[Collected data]
○ ○ ○ ○ ○
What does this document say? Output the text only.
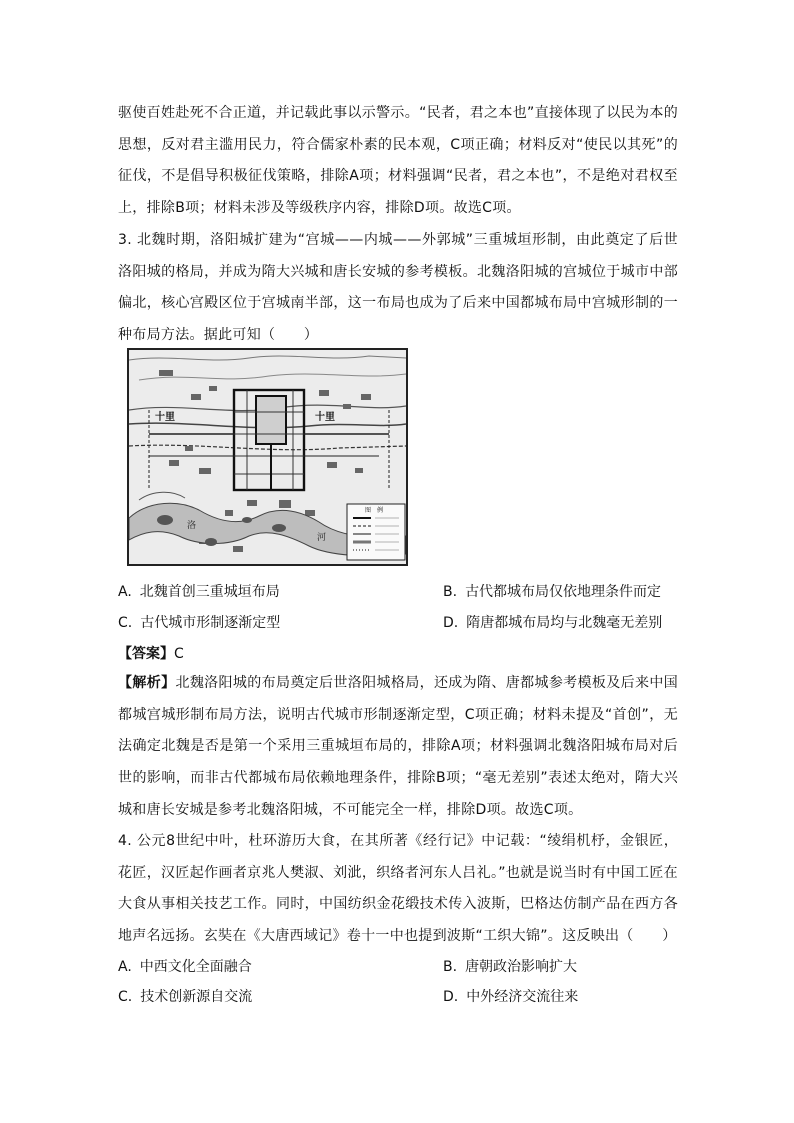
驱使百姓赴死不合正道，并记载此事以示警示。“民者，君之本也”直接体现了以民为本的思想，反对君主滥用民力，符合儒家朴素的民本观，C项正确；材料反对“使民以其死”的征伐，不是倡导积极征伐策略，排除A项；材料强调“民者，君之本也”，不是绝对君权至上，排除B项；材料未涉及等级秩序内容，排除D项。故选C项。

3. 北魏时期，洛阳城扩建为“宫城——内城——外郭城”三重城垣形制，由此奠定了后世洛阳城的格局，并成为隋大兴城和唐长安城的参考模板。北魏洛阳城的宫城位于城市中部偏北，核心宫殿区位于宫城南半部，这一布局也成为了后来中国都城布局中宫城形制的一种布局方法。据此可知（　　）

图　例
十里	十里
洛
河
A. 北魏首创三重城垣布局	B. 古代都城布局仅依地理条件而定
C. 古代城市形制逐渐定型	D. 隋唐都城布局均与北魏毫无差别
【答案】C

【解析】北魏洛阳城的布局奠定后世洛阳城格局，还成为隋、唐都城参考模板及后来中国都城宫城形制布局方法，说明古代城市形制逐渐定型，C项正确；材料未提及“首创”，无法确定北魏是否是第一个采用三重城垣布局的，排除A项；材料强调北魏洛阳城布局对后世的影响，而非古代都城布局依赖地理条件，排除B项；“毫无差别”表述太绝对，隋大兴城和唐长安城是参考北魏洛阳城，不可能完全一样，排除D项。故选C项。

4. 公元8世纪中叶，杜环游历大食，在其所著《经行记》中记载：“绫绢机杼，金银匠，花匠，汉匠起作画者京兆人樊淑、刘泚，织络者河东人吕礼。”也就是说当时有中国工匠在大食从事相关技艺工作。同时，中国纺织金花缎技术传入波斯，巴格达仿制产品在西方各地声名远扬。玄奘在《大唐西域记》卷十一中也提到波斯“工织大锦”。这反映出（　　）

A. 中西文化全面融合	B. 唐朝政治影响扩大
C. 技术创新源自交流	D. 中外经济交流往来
○ ○ ○ ○ ○
→ **Problem to solve**:
Every entry must be written out exactly, with all pictures left out.

→ **Worked solution**:
What does this document say? Output the text only.
驱使百姓赴死不合正道，并记载此事以示警示。“民者，君之本也”直接体现了以民为本的思想，反对君主滥用民力，符合儒家朴素的民本观，C项正确；材料反对“使民以其死”的征伐，不是倡导积极征伐策略，排除A项；材料强调“民者，君之本也”，不是绝对君权至上，排除B项；材料未涉及等级秩序内容，排除D项。故选C项。

3. 北魏时期，洛阳城扩建为“宫城——内城——外郭城”三重城垣形制，由此奠定了后世洛阳城的格局，并成为隋大兴城和唐长安城的参考模板。北魏洛阳城的宫城位于城市中部偏北，核心宫殿区位于宫城南半部，这一布局也成为了后来中国都城布局中宫城形制的一种布局方法。据此可知（　　）

图　例
十里	十里
洛
河
A. 北魏首创三重城垣布局	B. 古代都城布局仅依地理条件而定
C. 古代城市形制逐渐定型	D. 隋唐都城布局均与北魏毫无差别
【答案】C

【解析】北魏洛阳城的布局奠定后世洛阳城格局，还成为隋、唐都城参考模板及后来中国都城宫城形制布局方法，说明古代城市形制逐渐定型，C项正确；材料未提及“首创”，无法确定北魏是否是第一个采用三重城垣布局的，排除A项；材料强调北魏洛阳城布局对后世的影响，而非古代都城布局依赖地理条件，排除B项；“毫无差别”表述太绝对，隋大兴城和唐长安城是参考北魏洛阳城，不可能完全一样，排除D项。故选C项。

4. 公元8世纪中叶，杜环游历大食，在其所著《经行记》中记载：“绫绢机杼，金银匠，花匠，汉匠起作画者京兆人樊淑、刘泚，织络者河东人吕礼。”也就是说当时有中国工匠在大食从事相关技艺工作。同时，中国纺织金花缎技术传入波斯，巴格达仿制产品在西方各地声名远扬。玄奘在《大唐西域记》卷十一中也提到波斯“工织大锦”。这反映出（　　）

A. 中西文化全面融合	B. 唐朝政治影响扩大
C. 技术创新源自交流	D. 中外经济交流往来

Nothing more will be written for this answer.